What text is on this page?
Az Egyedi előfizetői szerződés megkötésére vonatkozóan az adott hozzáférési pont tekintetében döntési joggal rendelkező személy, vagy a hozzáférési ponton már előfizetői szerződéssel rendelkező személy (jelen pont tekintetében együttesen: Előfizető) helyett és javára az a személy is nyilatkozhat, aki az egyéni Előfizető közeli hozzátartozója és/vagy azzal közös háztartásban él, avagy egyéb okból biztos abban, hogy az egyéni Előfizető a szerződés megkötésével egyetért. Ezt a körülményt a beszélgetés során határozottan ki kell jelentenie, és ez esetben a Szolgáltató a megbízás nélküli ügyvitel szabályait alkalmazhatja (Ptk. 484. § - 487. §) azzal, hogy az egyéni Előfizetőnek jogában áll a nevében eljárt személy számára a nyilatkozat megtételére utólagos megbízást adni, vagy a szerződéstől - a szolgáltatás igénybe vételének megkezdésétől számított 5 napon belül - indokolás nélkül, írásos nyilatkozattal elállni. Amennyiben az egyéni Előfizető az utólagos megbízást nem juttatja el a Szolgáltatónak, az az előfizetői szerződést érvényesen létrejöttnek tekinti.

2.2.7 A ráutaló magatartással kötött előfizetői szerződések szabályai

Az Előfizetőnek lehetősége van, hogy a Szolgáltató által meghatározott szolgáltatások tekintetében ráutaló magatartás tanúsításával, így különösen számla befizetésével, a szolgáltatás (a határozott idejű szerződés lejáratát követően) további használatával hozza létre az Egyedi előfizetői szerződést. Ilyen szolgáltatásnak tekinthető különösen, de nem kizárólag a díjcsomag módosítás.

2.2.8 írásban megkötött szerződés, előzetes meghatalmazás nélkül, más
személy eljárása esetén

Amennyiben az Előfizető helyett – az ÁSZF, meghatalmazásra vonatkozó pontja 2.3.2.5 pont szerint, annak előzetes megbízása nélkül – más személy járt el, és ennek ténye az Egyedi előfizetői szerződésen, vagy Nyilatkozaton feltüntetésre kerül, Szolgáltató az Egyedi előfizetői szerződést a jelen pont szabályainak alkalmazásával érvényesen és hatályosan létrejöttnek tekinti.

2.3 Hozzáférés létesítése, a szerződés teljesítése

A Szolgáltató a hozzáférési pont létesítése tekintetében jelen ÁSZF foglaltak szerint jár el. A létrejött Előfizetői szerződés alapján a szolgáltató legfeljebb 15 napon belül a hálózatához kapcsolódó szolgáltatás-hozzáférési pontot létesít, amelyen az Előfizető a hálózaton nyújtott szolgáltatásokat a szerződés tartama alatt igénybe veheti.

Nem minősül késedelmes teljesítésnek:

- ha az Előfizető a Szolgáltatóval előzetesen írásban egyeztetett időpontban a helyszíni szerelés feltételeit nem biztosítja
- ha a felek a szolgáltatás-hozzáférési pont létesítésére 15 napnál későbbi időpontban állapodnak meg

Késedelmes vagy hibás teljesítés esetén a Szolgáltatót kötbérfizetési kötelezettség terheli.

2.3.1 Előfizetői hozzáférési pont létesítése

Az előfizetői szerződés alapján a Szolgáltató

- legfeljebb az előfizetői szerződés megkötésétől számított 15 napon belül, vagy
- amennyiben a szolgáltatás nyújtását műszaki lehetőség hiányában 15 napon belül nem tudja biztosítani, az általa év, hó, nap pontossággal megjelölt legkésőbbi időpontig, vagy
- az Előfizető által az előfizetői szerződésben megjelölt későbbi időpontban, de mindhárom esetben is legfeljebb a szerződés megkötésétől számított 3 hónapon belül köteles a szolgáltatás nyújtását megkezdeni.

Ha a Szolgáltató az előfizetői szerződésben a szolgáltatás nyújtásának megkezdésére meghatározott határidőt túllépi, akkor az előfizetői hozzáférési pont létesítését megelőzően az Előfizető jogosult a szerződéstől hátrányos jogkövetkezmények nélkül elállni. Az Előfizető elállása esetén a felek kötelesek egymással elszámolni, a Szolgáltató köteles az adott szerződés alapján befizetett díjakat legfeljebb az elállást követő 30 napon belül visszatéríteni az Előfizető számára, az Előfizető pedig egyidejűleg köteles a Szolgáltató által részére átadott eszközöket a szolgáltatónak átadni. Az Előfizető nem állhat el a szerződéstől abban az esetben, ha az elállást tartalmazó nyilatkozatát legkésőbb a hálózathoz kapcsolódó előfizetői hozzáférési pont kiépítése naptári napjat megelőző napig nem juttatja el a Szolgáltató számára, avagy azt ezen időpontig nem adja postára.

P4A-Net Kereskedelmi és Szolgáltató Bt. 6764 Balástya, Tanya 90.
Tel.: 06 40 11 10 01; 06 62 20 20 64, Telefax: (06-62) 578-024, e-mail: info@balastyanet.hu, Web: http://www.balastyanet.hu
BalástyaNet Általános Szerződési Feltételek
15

Request: Extract all of the data above and output it character for character.

Expected output:
What text is on this page?
Az Egyedi előfizetői szerződés megkötésére vonatkozóan az adott hozzáférési pont tekintetében döntési joggal rendelkező személy, vagy a hozzáférési ponton már előfizetői szerződéssel rendelkező személy (jelen pont tekintetében együttesen: Előfizető) helyett és javára az a személy is nyilatkozhat, aki az egyéni Előfizető közeli hozzátartozója és/vagy azzal közös háztartásban él, avagy egyéb okból biztos abban, hogy az egyéni Előfizető a szerződés megkötésével egyetért. Ezt a körülményt a beszélgetés során határozottan ki kell jelentenie, és ez esetben a Szolgáltató a megbízás nélküli ügyvitel szabályait alkalmazhatja (Ptk. 484. § - 487. §) azzal, hogy az egyéni Előfizetőnek jogában áll a nevében eljárt személy számára a nyilatkozat megtételére utólagos megbízást adni, vagy a szerződéstől - a szolgáltatás igénybe vételének megkezdésétől számított 5 napon belül - indokolás nélkül, írásos nyilatkozattal elállni. Amennyiben az egyéni Előfizető az utólagos megbízást nem juttatja el a Szolgáltatónak, az az előfizetői szerződést érvényesen létrejöttnek tekinti.

2.2.7 A ráutaló magatartással kötött előfizetői szerződések szabályai

Az Előfizetőnek lehetősége van, hogy a Szolgáltató által meghatározott szolgáltatások tekintetében ráutaló magatartás tanúsításával, így különösen számla befizetésével, a szolgáltatás (a határozott idejű szerződés lejáratát követően) további használatával hozza létre az Egyedi előfizetői szerződést. Ilyen szolgáltatásnak tekinthető különösen, de nem kizárólag a díjcsomag módosítás.

2.2.8 írásban megkötött szerződés, előzetes meghatalmazás nélkül, más
személy eljárása esetén

Amennyiben az Előfizető helyett – az ÁSZF, meghatalmazásra vonatkozó pontja 2.3.2.5 pont szerint, annak előzetes megbízása nélkül – más személy járt el, és ennek ténye az Egyedi előfizetői szerződésen, vagy Nyilatkozaton feltüntetésre kerül, Szolgáltató az Egyedi előfizetői szerződést a jelen pont szabályainak alkalmazásával érvényesen és hatályosan létrejöttnek tekinti.

2.3 Hozzáférés létesítése, a szerződés teljesítése

A Szolgáltató a hozzáférési pont létesítése tekintetében jelen ÁSZF foglaltak szerint jár el. A létrejött Előfizetői szerződés alapján a szolgáltató legfeljebb 15 napon belül a hálózatához kapcsolódó szolgáltatás-hozzáférési pontot létesít, amelyen az Előfizető a hálózaton nyújtott szolgáltatásokat a szerződés tartama alatt igénybe veheti.

Nem minősül késedelmes teljesítésnek:

- ha az Előfizető a Szolgáltatóval előzetesen írásban egyeztetett időpontban a helyszíni szerelés feltételeit nem biztosítja
- ha a felek a szolgáltatás-hozzáférési pont létesítésére 15 napnál későbbi időpontban állapodnak meg

Késedelmes vagy hibás teljesítés esetén a Szolgáltatót kötbérfizetési kötelezettség terheli.

2.3.1 Előfizetői hozzáférési pont létesítése

Az előfizetői szerződés alapján a Szolgáltató

- legfeljebb az előfizetői szerződés megkötésétől számított 15 napon belül, vagy
- amennyiben a szolgáltatás nyújtását műszaki lehetőség hiányában 15 napon belül nem tudja biztosítani, az általa év, hó, nap pontossággal megjelölt legkésőbbi időpontig, vagy
- az Előfizető által az előfizetői szerződésben megjelölt későbbi időpontban, de mindhárom esetben is legfeljebb a szerződés megkötésétől számított 3 hónapon belül köteles a szolgáltatás nyújtását megkezdeni.

Ha a Szolgáltató az előfizetői szerződésben a szolgáltatás nyújtásának megkezdésére meghatározott határidőt túllépi, akkor az előfizetői hozzáférési pont létesítését megelőzően az Előfizető jogosult a szerződéstől hátrányos jogkövetkezmények nélkül elállni. Az Előfizető elállása esetén a felek kötelesek egymással elszámolni, a Szolgáltató köteles az adott szerződés alapján befizetett díjakat legfeljebb az elállást követő 30 napon belül visszatéríteni az Előfizető számára, az Előfizető pedig egyidejűleg köteles a Szolgáltató által részére átadott eszközöket a szolgáltatónak átadni. Az Előfizető nem állhat el a szerződéstől abban az esetben, ha az elállást tartalmazó nyilatkozatát legkésőbb a hálózathoz kapcsolódó előfizetői hozzáférési pont kiépítése naptári napjat megelőző napig nem juttatja el a Szolgáltató számára, avagy azt ezen időpontig nem adja postára.

P4A-Net Kereskedelmi és Szolgáltató Bt. 6764 Balástya, Tanya 90.
Tel.: 06 40 11 10 01; 06 62 20 20 64, Telefax: (06-62) 578-024, e-mail: info@balastyanet.hu, Web: http://www.balastyanet.hu
BalástyaNet Általános Szerződési Feltételek
15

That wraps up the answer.